> [Problem to solve] You are to retype all of the data exactly as it appears.

> [Dataset entries]

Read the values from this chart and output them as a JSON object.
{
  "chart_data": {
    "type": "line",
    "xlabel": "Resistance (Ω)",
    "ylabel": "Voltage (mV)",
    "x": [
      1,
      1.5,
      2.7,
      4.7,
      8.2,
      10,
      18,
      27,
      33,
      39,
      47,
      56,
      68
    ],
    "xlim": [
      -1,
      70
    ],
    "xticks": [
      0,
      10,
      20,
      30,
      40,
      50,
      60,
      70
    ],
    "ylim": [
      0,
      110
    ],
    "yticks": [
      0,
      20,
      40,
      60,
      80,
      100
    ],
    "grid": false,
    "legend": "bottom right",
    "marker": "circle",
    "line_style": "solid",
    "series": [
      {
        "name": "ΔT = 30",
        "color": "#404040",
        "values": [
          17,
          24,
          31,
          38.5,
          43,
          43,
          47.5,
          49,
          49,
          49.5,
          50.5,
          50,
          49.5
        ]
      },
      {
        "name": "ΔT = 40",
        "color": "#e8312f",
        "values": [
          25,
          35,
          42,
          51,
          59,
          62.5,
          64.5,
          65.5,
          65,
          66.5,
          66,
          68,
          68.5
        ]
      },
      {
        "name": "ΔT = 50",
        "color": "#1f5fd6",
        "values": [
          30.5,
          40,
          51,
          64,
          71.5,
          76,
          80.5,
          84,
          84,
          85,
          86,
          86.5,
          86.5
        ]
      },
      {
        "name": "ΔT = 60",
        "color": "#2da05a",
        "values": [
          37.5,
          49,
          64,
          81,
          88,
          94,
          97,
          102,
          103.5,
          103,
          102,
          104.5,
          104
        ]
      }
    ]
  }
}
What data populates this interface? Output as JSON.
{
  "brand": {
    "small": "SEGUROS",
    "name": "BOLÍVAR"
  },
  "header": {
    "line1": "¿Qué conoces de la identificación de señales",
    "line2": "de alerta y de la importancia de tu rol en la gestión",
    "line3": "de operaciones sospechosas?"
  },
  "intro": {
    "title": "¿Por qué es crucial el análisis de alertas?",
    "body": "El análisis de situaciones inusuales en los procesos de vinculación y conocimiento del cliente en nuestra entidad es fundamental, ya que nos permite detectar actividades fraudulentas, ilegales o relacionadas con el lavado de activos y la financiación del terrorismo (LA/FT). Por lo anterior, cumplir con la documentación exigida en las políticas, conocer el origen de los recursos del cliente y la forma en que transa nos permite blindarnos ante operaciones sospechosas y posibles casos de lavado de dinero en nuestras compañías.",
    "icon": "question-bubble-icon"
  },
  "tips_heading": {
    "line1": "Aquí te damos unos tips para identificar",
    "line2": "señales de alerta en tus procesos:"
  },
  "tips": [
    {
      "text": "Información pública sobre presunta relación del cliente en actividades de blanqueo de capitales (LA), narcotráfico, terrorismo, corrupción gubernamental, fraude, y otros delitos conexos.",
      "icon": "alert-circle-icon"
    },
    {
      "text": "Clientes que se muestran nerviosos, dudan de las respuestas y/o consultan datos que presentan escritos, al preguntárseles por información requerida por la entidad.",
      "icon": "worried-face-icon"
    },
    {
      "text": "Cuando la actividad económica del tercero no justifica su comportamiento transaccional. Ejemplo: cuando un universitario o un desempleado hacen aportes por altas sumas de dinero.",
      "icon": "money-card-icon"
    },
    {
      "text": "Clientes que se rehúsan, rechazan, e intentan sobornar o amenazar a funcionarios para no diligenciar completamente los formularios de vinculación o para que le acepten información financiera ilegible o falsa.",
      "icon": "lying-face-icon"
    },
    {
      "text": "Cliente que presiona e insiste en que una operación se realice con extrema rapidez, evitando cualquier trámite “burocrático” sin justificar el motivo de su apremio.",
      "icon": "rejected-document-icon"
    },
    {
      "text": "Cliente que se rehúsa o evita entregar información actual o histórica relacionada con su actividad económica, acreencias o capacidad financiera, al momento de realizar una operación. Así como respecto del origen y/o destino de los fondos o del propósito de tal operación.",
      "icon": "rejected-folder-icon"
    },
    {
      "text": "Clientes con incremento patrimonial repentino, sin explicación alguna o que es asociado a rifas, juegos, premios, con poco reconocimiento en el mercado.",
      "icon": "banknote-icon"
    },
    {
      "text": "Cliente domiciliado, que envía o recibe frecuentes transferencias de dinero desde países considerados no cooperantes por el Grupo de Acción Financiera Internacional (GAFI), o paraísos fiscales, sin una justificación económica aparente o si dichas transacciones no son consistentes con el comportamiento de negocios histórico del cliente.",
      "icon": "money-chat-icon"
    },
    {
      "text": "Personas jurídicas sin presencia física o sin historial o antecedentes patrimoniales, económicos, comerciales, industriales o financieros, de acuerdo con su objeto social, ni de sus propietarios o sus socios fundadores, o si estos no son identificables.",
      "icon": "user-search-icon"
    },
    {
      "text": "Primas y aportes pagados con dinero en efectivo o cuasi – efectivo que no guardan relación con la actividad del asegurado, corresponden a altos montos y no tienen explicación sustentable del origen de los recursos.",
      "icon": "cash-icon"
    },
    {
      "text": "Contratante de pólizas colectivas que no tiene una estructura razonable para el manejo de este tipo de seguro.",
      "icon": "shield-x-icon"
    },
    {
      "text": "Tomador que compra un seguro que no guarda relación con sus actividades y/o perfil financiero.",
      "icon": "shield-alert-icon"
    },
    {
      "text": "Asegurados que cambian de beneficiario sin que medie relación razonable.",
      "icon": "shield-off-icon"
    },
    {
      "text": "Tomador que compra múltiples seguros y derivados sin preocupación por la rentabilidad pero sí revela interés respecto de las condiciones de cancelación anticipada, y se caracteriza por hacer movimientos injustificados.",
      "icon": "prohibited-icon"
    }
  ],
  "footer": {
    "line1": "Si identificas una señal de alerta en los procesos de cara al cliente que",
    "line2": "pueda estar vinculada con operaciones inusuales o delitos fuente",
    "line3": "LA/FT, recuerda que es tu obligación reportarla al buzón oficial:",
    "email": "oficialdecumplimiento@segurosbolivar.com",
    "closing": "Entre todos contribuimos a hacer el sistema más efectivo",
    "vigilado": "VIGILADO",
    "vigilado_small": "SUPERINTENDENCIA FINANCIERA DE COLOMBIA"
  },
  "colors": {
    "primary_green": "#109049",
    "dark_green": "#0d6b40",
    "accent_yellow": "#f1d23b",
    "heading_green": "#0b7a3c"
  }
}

> [Output below]
Read the values from this chart and output them as a JSON object.
{
  "chart_data": {
    "type": "line",
    "xlabel": "Resistance (Ω)",
    "ylabel": "Voltage (mV)",
    "x": [
      1,
      1.5,
      2.7,
      4.7,
      8.2,
      10,
      18,
      27,
      33,
      39,
      47,
      56,
      68
    ],
    "xlim": [
      -1,
      70
    ],
    "xticks": [
      0,
      10,
      20,
      30,
      40,
      50,
      60,
      70
    ],
    "ylim": [
      0,
      110
    ],
    "yticks": [
      0,
      20,
      40,
      60,
      80,
      100
    ],
    "grid": false,
    "legend": "bottom right",
    "marker": "circle",
    "line_style": "solid",
    "series": [
      {
        "name": "ΔT = 30",
        "color": "#404040",
        "values": [
          17,
          24,
          31,
          38.5,
          43,
          43,
          47.5,
          49,
          49,
          49.5,
          50.5,
          50,
          49.5
        ]
      },
      {
        "name": "ΔT = 40",
        "color": "#e8312f",
        "values": [
          25,
          35,
          42,
          51,
          59,
          62.5,
          64.5,
          65.5,
          65,
          66.5,
          66,
          68,
          68.5
        ]
      },
      {
        "name": "ΔT = 50",
        "color": "#1f5fd6",
        "values": [
          30.5,
          40,
          51,
          64,
          71.5,
          76,
          80.5,
          84,
          84,
          85,
          86,
          86.5,
          86.5
        ]
      },
      {
        "name": "ΔT = 60",
        "color": "#2da05a",
        "values": [
          37.5,
          49,
          64,
          81,
          88,
          94,
          97,
          102,
          103.5,
          103,
          102,
          104.5,
          104
        ]
      }
    ]
  }
}
What data populates this interface? Output as JSON.
{
  "brand": {
    "small": "SEGUROS",
    "name": "BOLÍVAR"
  },
  "header": {
    "line1": "¿Qué conoces de la identificación de señales",
    "line2": "de alerta y de la importancia de tu rol en la gestión",
    "line3": "de operaciones sospechosas?"
  },
  "intro": {
    "title": "¿Por qué es crucial el análisis de alertas?",
    "body": "El análisis de situaciones inusuales en los procesos de vinculación y conocimiento del cliente en nuestra entidad es fundamental, ya que nos permite detectar actividades fraudulentas, ilegales o relacionadas con el lavado de activos y la financiación del terrorismo (LA/FT). Por lo anterior, cumplir con la documentación exigida en las políticas, conocer el origen de los recursos del cliente y la forma en que transa nos permite blindarnos ante operaciones sospechosas y posibles casos de lavado de dinero en nuestras compañías.",
    "icon": "question-bubble-icon"
  },
  "tips_heading": {
    "line1": "Aquí te damos unos tips para identificar",
    "line2": "señales de alerta en tus procesos:"
  },
  "tips": [
    {
      "text": "Información pública sobre presunta relación del cliente en actividades de blanqueo de capitales (LA), narcotráfico, terrorismo, corrupción gubernamental, fraude, y otros delitos conexos.",
      "icon": "alert-circle-icon"
    },
    {
      "text": "Clientes que se muestran nerviosos, dudan de las respuestas y/o consultan datos que presentan escritos, al preguntárseles por información requerida por la entidad.",
      "icon": "worried-face-icon"
    },
    {
      "text": "Cuando la actividad económica del tercero no justifica su comportamiento transaccional. Ejemplo: cuando un universitario o un desempleado hacen aportes por altas sumas de dinero.",
      "icon": "money-card-icon"
    },
    {
      "text": "Clientes que se rehúsan, rechazan, e intentan sobornar o amenazar a funcionarios para no diligenciar completamente los formularios de vinculación o para que le acepten información financiera ilegible o falsa.",
      "icon": "lying-face-icon"
    },
    {
      "text": "Cliente que presiona e insiste en que una operación se realice con extrema rapidez, evitando cualquier trámite “burocrático” sin justificar el motivo de su apremio.",
      "icon": "rejected-document-icon"
    },
    {
      "text": "Cliente que se rehúsa o evita entregar información actual o histórica relacionada con su actividad económica, acreencias o capacidad financiera, al momento de realizar una operación. Así como respecto del origen y/o destino de los fondos o del propósito de tal operación.",
      "icon": "rejected-folder-icon"
    },
    {
      "text": "Clientes con incremento patrimonial repentino, sin explicación alguna o que es asociado a rifas, juegos, premios, con poco reconocimiento en el mercado.",
      "icon": "banknote-icon"
    },
    {
      "text": "Cliente domiciliado, que envía o recibe frecuentes transferencias de dinero desde países considerados no cooperantes por el Grupo de Acción Financiera Internacional (GAFI), o paraísos fiscales, sin una justificación económica aparente o si dichas transacciones no son consistentes con el comportamiento de negocios histórico del cliente.",
      "icon": "money-chat-icon"
    },
    {
      "text": "Personas jurídicas sin presencia física o sin historial o antecedentes patrimoniales, económicos, comerciales, industriales o financieros, de acuerdo con su objeto social, ni de sus propietarios o sus socios fundadores, o si estos no son identificables.",
      "icon": "user-search-icon"
    },
    {
      "text": "Primas y aportes pagados con dinero en efectivo o cuasi – efectivo que no guardan relación con la actividad del asegurado, corresponden a altos montos y no tienen explicación sustentable del origen de los recursos.",
      "icon": "cash-icon"
    },
    {
      "text": "Contratante de pólizas colectivas que no tiene una estructura razonable para el manejo de este tipo de seguro.",
      "icon": "shield-x-icon"
    },
    {
      "text": "Tomador que compra un seguro que no guarda relación con sus actividades y/o perfil financiero.",
      "icon": "shield-alert-icon"
    },
    {
      "text": "Asegurados que cambian de beneficiario sin que medie relación razonable.",
      "icon": "shield-off-icon"
    },
    {
      "text": "Tomador que compra múltiples seguros y derivados sin preocupación por la rentabilidad pero sí revela interés respecto de las condiciones de cancelación anticipada, y se caracteriza por hacer movimientos injustificados.",
      "icon": "prohibited-icon"
    }
  ],
  "footer": {
    "line1": "Si identificas una señal de alerta en los procesos de cara al cliente que",
    "line2": "pueda estar vinculada con operaciones inusuales o delitos fuente",
    "line3": "LA/FT, recuerda que es tu obligación reportarla al buzón oficial:",
    "email": "oficialdecumplimiento@segurosbolivar.com",
    "closing": "Entre todos contribuimos a hacer el sistema más efectivo",
    "vigilado": "VIGILADO",
    "vigilado_small": "SUPERINTENDENCIA FINANCIERA DE COLOMBIA"
  },
  "colors": {
    "primary_green": "#109049",
    "dark_green": "#0d6b40",
    "accent_yellow": "#f1d23b",
    "heading_green": "#0b7a3c"
  }
}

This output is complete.